| TASK STATEMENT |
Take every line that has the string "true" and copy it out.

| MATERIAL PROVIDED |
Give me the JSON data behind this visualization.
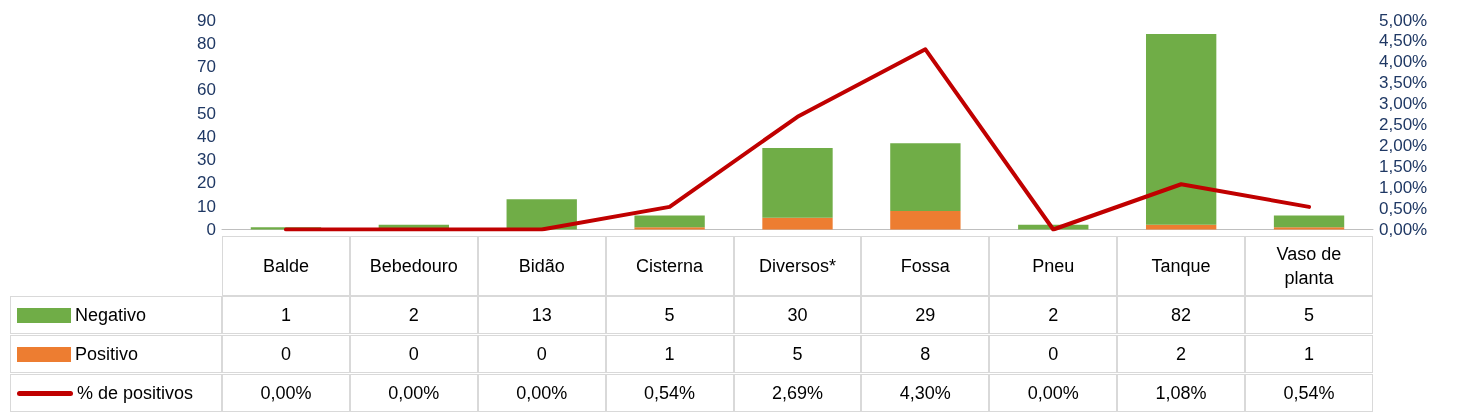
{
  "chart_data": {
    "type": "bar",
    "stacked": true,
    "legend": "bottom",
    "marker": "none",
    "line_style": "solid",
    "categories": [
      "Balde",
      "Bebedouro",
      "Bidão",
      "Cisterna",
      "Diversos*",
      "Fossa",
      "Pneu",
      "Tanque",
      "Vaso de planta"
    ],
    "series": [
      {
        "name": "Positivo",
        "color": "#ed7d31",
        "values": [
          0,
          0,
          0,
          1,
          5,
          8,
          0,
          2,
          1
        ],
        "value_labels": [
          "0",
          "0",
          "0",
          "1",
          "5",
          "8",
          "0",
          "2",
          "1"
        ]
      },
      {
        "name": "Negativo",
        "color": "#70ad47",
        "values": [
          1,
          2,
          13,
          5,
          30,
          29,
          2,
          82,
          5
        ],
        "value_labels": [
          "1",
          "2",
          "13",
          "5",
          "30",
          "29",
          "2",
          "82",
          "5"
        ]
      },
      {
        "name": "% de positivos",
        "type": "line",
        "axis": "y2",
        "color": "#c00000",
        "values": [
          0,
          0,
          0,
          0.54,
          2.69,
          4.3,
          0,
          1.08,
          0.54
        ],
        "value_labels": [
          "0,00%",
          "0,00%",
          "0,00%",
          "0,54%",
          "2,69%",
          "4,30%",
          "0,00%",
          "1,08%",
          "0,54%"
        ]
      }
    ],
    "ylim": [
      0,
      90
    ],
    "yticks": [
      0,
      10,
      20,
      30,
      40,
      50,
      60,
      70,
      80,
      90
    ],
    "y2lim": [
      0,
      5
    ],
    "y2ticks": [
      {
        "value": 0,
        "label": "0,00%"
      },
      {
        "value": 0.5,
        "label": "0,50%"
      },
      {
        "value": 1,
        "label": "1,00%"
      },
      {
        "value": 1.5,
        "label": "1,50%"
      },
      {
        "value": 2,
        "label": "2,00%"
      },
      {
        "value": 2.5,
        "label": "2,50%"
      },
      {
        "value": 3,
        "label": "3,00%"
      },
      {
        "value": 3.5,
        "label": "3,50%"
      },
      {
        "value": 4,
        "label": "4,00%"
      },
      {
        "value": 4.5,
        "label": "4,50%"
      },
      {
        "value": 5,
        "label": "5,00%"
      }
    ]
  }
}
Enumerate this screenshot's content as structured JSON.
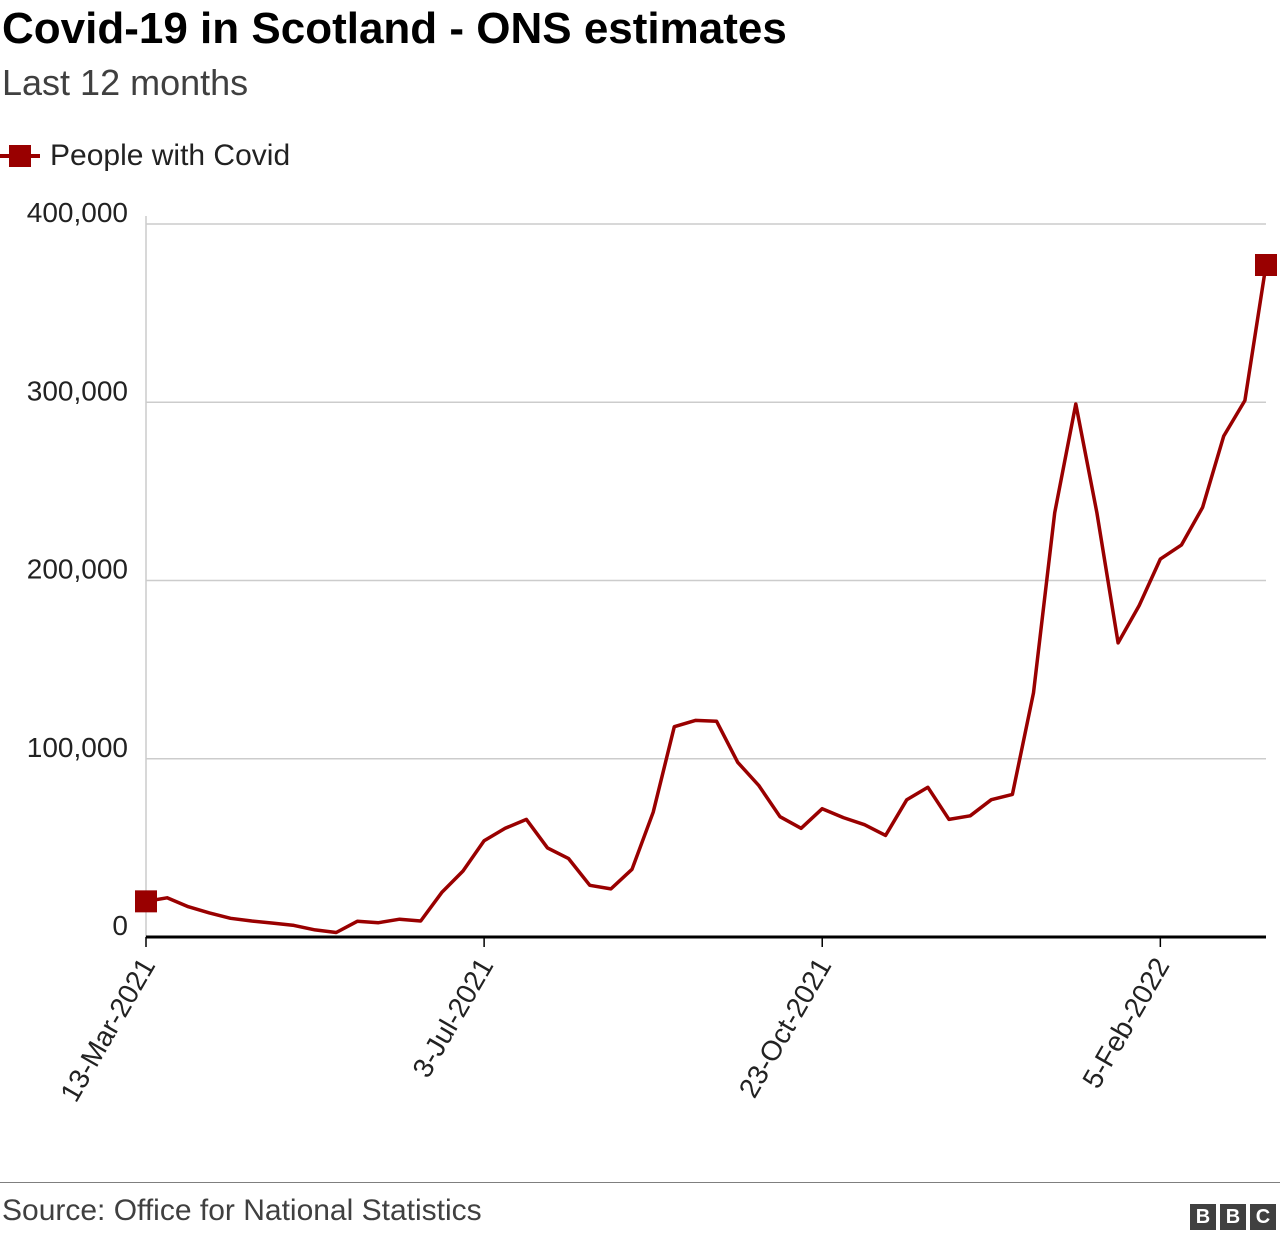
{
  "header": {
    "title": "Covid-19 in Scotland - ONS estimates",
    "subtitle": "Last 12 months"
  },
  "legend": {
    "label": "People with Covid"
  },
  "footer": {
    "source": "Source: Office for National Statistics",
    "logo_letters": [
      "B",
      "B",
      "C"
    ]
  },
  "colors": {
    "series": "#990000",
    "grid": "#cccccc",
    "axis": "#000000"
  },
  "chart_data": {
    "type": "line",
    "title": "Covid-19 in Scotland - ONS estimates",
    "subtitle": "Last 12 months",
    "xlabel": "",
    "ylabel": "",
    "ylim": [
      0,
      400000
    ],
    "yticks": [
      0,
      100000,
      200000,
      300000,
      400000
    ],
    "ytick_labels": [
      "0",
      "100,000",
      "200,000",
      "300,000",
      "400,000"
    ],
    "xtick_labels": [
      "13-Mar-2021",
      "3-Jul-2021",
      "23-Oct-2021",
      "5-Feb-2022"
    ],
    "xtick_indices": [
      0,
      16,
      32,
      48
    ],
    "grid": true,
    "legend_position": "top-left",
    "series": [
      {
        "name": "People with Covid",
        "marker_ends": true,
        "x": [
          "13-Mar-2021",
          "20-Mar-2021",
          "27-Mar-2021",
          "3-Apr-2021",
          "10-Apr-2021",
          "17-Apr-2021",
          "24-Apr-2021",
          "1-May-2021",
          "8-May-2021",
          "15-May-2021",
          "22-May-2021",
          "29-May-2021",
          "5-Jun-2021",
          "12-Jun-2021",
          "19-Jun-2021",
          "26-Jun-2021",
          "3-Jul-2021",
          "10-Jul-2021",
          "17-Jul-2021",
          "24-Jul-2021",
          "31-Jul-2021",
          "7-Aug-2021",
          "14-Aug-2021",
          "21-Aug-2021",
          "28-Aug-2021",
          "4-Sep-2021",
          "11-Sep-2021",
          "18-Sep-2021",
          "25-Sep-2021",
          "2-Oct-2021",
          "9-Oct-2021",
          "16-Oct-2021",
          "23-Oct-2021",
          "30-Oct-2021",
          "6-Nov-2021",
          "13-Nov-2021",
          "20-Nov-2021",
          "27-Nov-2021",
          "4-Dec-2021",
          "11-Dec-2021",
          "18-Dec-2021",
          "25-Dec-2021",
          "1-Jan-2022",
          "8-Jan-2022",
          "15-Jan-2022",
          "22-Jan-2022",
          "29-Jan-2022",
          "5-Feb-2022",
          "12-Feb-2022",
          "19-Feb-2022",
          "26-Feb-2022",
          "5-Mar-2022",
          "12-Mar-2022",
          "19-Mar-2022"
        ],
        "values": [
          20000,
          22000,
          17000,
          13500,
          10500,
          9000,
          7800,
          6500,
          4000,
          2500,
          8800,
          8000,
          10000,
          9000,
          25000,
          37000,
          54000,
          61000,
          66000,
          50000,
          44000,
          29000,
          27000,
          38000,
          70000,
          118000,
          121500,
          121000,
          98000,
          85000,
          67500,
          61000,
          72000,
          67000,
          63000,
          57000,
          77000,
          84000,
          66000,
          68000,
          77000,
          80000,
          137000,
          238000,
          299000,
          238000,
          165000,
          186000,
          212000,
          220000,
          241000,
          281000,
          301000,
          377000
        ]
      }
    ]
  }
}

| EXERCISE OUTPUT |
    "stacked": true,
    "grid": true,
        "marker_ends": true,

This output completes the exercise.